[Start GIVEN RECORDS]

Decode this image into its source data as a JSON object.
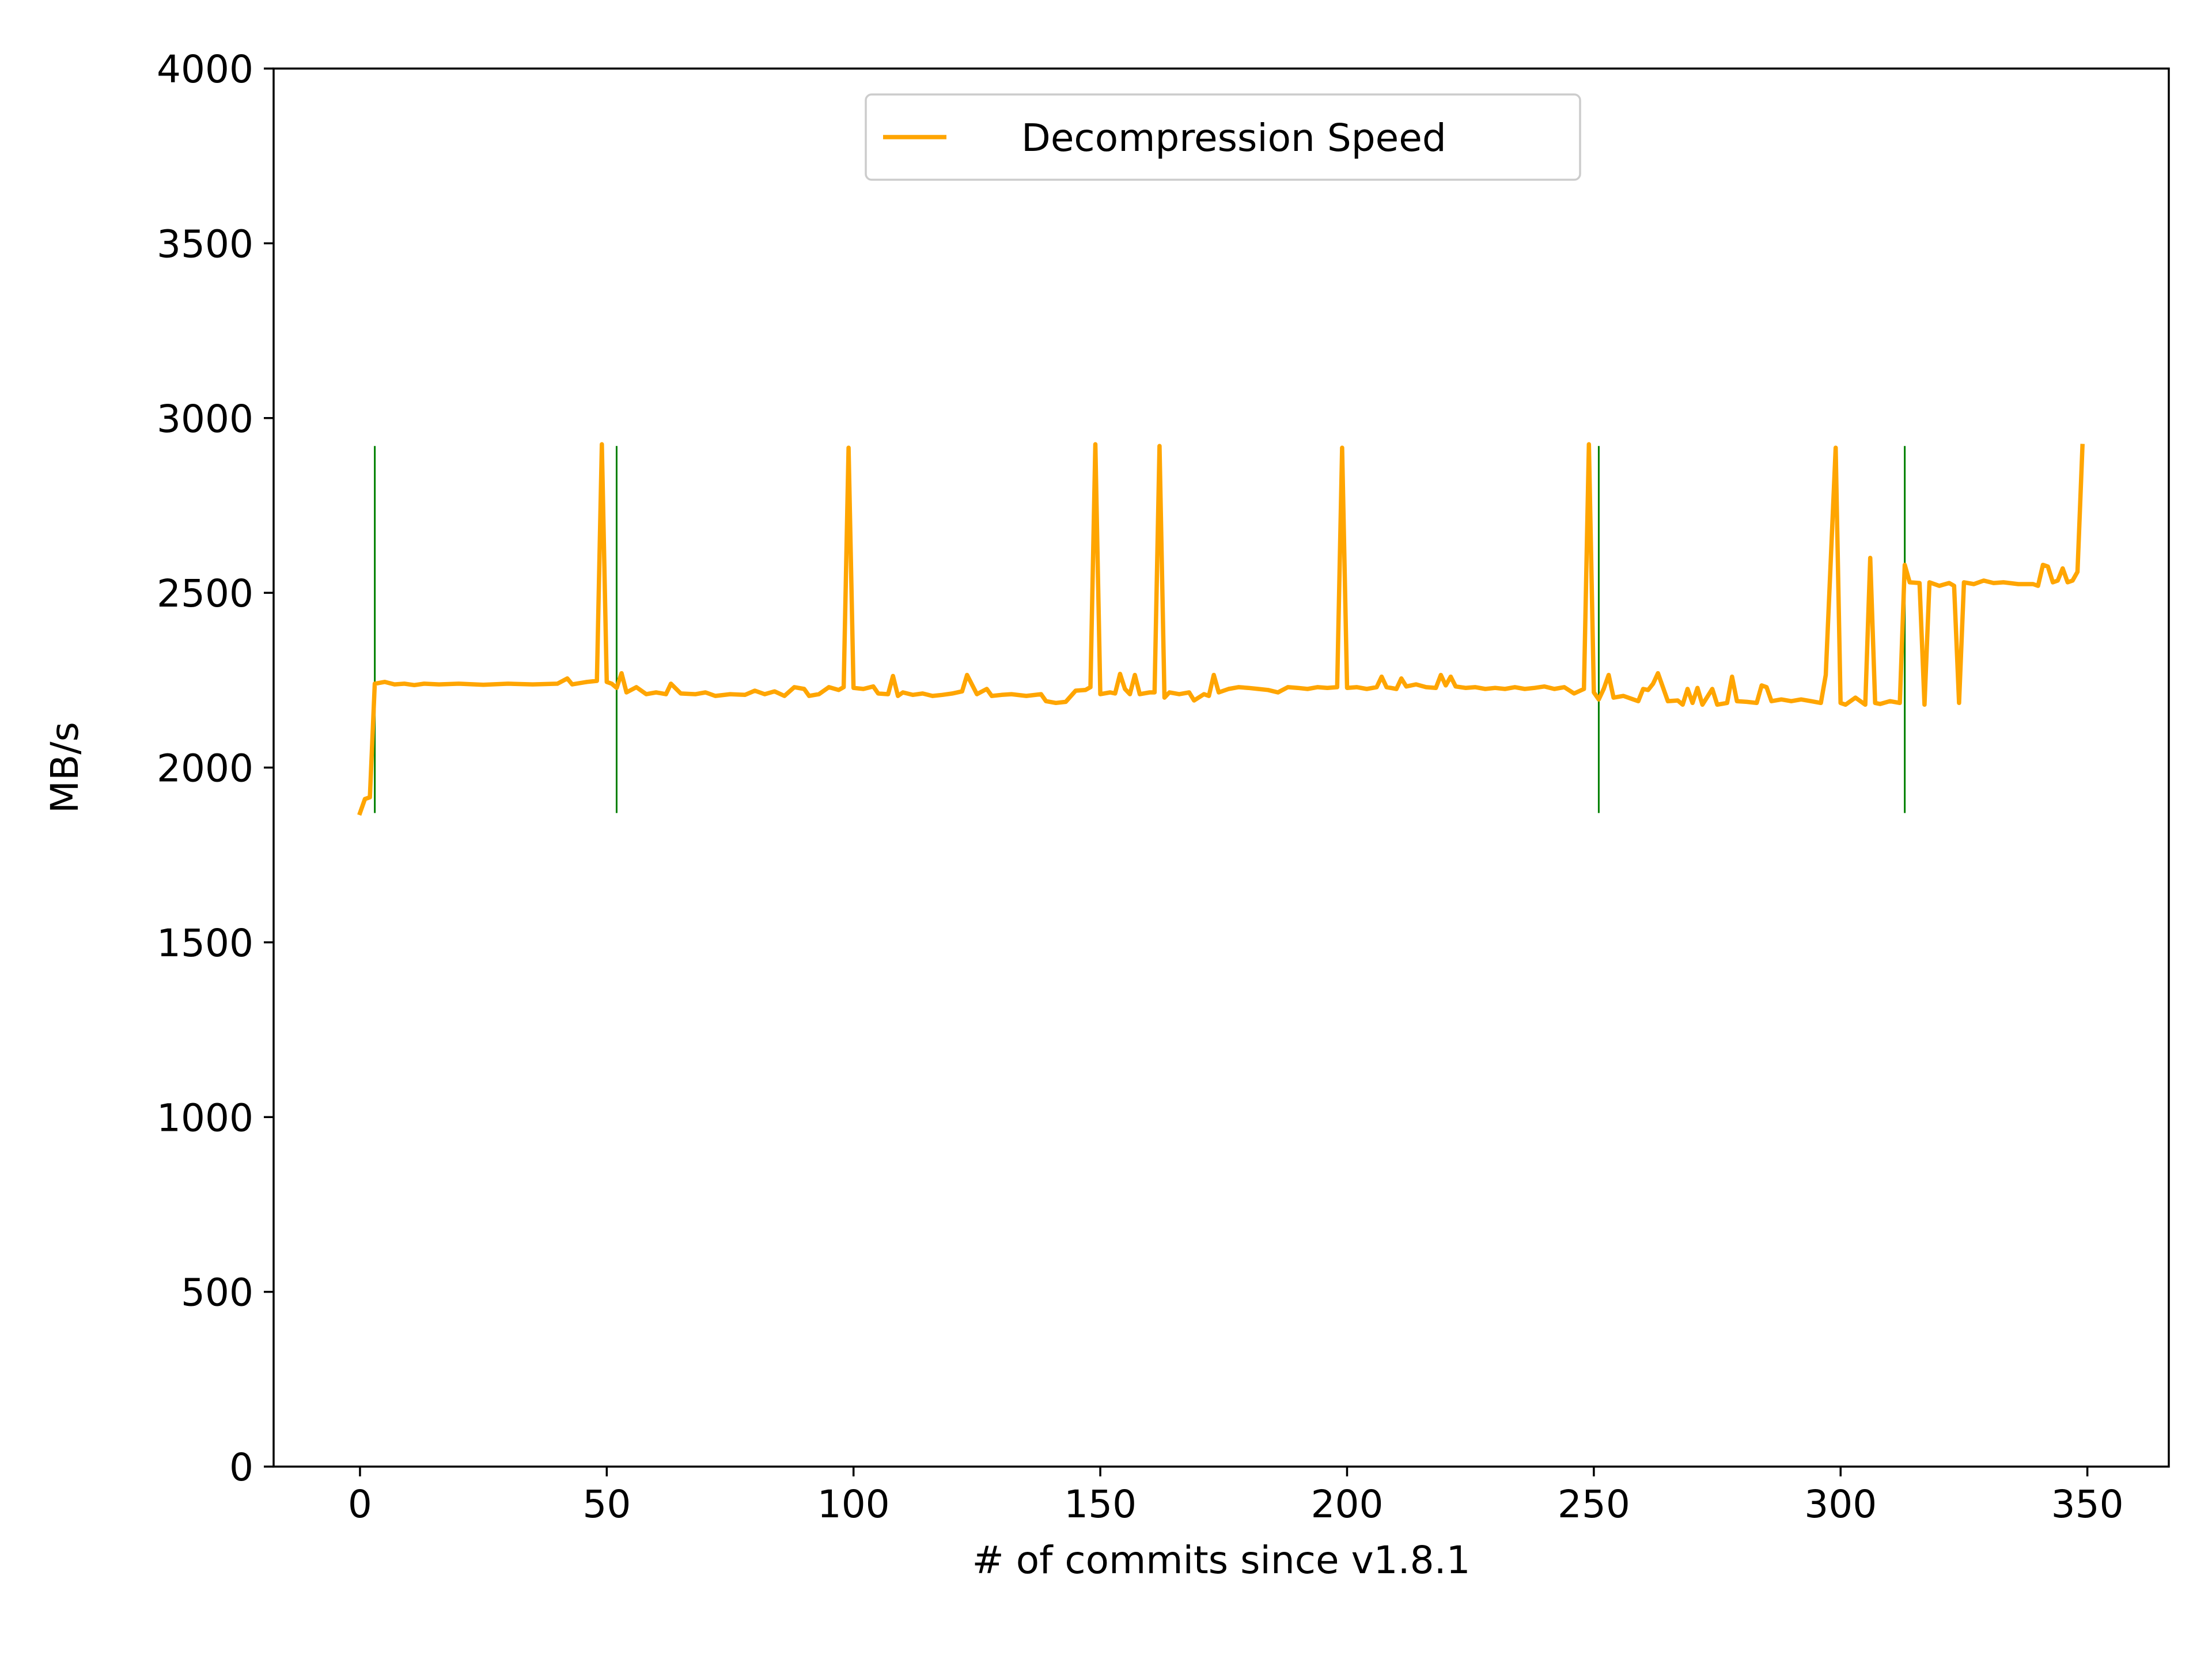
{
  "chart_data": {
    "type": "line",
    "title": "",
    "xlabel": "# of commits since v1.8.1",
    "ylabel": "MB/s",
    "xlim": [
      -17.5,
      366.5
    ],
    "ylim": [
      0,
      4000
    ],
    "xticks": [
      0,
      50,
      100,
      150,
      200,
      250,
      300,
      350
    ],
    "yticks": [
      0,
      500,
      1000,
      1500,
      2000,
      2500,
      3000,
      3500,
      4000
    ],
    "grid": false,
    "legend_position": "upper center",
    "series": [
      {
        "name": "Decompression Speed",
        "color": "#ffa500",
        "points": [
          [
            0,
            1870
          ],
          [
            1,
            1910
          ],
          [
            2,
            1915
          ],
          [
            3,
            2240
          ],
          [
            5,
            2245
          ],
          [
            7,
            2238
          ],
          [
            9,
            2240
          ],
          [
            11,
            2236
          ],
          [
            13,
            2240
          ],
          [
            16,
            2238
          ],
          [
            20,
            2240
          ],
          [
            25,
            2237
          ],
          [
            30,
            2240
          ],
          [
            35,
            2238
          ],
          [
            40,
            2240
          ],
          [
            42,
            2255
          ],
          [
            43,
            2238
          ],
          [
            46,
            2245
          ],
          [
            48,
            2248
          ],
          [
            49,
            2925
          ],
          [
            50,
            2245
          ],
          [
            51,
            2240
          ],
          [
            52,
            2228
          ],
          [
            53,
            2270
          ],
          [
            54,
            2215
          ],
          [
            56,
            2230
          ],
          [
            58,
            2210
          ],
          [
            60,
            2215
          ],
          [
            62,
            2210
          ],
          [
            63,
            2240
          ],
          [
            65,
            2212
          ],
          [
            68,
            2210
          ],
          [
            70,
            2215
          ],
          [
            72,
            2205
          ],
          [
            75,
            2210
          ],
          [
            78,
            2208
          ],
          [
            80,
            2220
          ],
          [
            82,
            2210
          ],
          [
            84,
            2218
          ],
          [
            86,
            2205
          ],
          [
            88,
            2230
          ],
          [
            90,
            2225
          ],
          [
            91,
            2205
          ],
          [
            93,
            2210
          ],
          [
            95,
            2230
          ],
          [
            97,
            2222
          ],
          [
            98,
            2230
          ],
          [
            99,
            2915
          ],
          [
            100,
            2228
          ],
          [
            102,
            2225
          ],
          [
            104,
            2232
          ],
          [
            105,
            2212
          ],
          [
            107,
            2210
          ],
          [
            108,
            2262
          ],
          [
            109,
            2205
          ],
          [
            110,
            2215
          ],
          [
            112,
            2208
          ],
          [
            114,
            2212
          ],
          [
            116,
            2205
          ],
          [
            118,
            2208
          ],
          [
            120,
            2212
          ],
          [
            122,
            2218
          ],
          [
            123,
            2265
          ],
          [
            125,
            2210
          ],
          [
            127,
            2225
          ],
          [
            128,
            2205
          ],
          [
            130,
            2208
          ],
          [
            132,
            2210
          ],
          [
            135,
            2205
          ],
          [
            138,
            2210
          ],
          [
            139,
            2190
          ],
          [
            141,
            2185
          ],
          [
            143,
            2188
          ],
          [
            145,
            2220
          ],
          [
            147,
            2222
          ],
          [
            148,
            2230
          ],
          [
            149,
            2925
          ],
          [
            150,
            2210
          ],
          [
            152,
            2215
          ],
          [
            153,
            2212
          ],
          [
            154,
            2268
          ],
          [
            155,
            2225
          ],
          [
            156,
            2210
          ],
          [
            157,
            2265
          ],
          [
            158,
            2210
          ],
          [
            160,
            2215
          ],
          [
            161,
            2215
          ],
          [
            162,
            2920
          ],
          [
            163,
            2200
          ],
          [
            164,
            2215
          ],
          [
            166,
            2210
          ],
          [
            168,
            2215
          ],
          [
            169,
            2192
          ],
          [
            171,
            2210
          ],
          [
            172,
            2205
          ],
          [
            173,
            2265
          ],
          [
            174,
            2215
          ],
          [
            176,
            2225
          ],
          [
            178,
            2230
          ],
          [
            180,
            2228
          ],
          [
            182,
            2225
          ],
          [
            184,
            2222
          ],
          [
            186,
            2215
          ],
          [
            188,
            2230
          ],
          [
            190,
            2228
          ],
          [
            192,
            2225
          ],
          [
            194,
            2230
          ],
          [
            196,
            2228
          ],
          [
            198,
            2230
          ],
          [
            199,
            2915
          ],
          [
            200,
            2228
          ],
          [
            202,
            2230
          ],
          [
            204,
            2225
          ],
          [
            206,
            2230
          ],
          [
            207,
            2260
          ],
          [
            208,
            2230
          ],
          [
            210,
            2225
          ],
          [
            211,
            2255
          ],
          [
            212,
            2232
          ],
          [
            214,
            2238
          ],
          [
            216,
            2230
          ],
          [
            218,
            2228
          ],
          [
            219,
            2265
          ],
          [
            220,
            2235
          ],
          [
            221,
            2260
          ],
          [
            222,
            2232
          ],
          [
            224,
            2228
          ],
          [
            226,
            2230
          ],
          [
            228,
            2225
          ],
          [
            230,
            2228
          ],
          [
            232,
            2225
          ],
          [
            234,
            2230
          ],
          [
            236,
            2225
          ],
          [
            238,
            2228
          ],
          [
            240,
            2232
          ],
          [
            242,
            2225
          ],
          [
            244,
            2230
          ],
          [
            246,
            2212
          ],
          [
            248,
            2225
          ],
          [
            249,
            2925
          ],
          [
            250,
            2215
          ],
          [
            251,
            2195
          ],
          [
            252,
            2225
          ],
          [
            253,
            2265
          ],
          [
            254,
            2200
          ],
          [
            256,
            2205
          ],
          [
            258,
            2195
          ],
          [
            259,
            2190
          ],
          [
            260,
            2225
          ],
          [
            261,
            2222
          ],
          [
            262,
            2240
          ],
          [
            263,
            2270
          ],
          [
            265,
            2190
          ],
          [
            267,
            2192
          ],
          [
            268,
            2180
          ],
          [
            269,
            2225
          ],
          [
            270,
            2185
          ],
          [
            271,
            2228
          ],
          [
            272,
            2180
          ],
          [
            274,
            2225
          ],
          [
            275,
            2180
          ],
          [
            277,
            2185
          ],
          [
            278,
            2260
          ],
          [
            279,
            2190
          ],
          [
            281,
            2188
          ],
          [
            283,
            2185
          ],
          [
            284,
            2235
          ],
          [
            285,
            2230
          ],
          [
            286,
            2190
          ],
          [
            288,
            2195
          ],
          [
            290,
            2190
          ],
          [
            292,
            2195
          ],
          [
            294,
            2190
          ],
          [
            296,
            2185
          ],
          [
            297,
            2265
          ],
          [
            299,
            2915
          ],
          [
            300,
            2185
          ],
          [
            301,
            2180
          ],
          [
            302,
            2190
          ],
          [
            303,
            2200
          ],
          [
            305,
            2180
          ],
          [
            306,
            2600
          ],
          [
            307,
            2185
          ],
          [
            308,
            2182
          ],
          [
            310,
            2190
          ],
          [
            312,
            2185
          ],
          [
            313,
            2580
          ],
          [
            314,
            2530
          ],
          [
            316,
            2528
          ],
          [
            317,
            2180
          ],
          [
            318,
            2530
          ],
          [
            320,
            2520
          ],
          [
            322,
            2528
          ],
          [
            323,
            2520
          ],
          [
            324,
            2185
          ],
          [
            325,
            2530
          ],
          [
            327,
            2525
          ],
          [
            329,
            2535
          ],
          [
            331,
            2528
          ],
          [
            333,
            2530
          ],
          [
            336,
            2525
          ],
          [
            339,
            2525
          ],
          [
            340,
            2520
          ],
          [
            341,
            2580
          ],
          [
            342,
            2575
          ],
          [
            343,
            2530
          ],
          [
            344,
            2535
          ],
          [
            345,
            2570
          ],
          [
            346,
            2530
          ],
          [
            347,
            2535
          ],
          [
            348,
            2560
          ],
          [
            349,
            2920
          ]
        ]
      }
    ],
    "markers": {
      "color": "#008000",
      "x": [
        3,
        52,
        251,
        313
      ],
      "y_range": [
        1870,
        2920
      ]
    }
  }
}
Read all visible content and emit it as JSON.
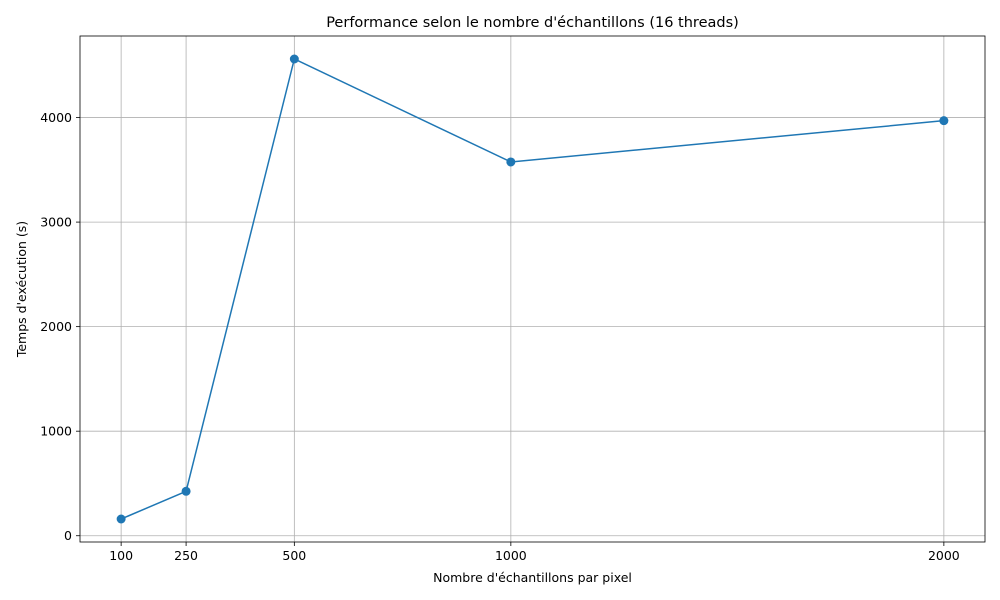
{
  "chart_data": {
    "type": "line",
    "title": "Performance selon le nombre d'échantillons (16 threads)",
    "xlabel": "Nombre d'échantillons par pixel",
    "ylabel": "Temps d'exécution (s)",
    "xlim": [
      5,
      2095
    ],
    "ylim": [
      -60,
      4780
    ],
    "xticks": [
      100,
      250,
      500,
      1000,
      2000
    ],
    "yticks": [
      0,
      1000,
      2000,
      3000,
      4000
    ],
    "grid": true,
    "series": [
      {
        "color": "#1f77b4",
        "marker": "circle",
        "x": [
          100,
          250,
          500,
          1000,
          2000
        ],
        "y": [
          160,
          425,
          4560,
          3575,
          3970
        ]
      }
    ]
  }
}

[End GIVEN RECORDS]

■ SHORT PROBLEM
Look through the data and gather every line with the string "échantillons" in it.

■ REPLY TO THE TASK
    "title": "Performance selon le nombre d'échantillons (16 threads)",
    "xlabel": "Nombre d'échantillons par pixel",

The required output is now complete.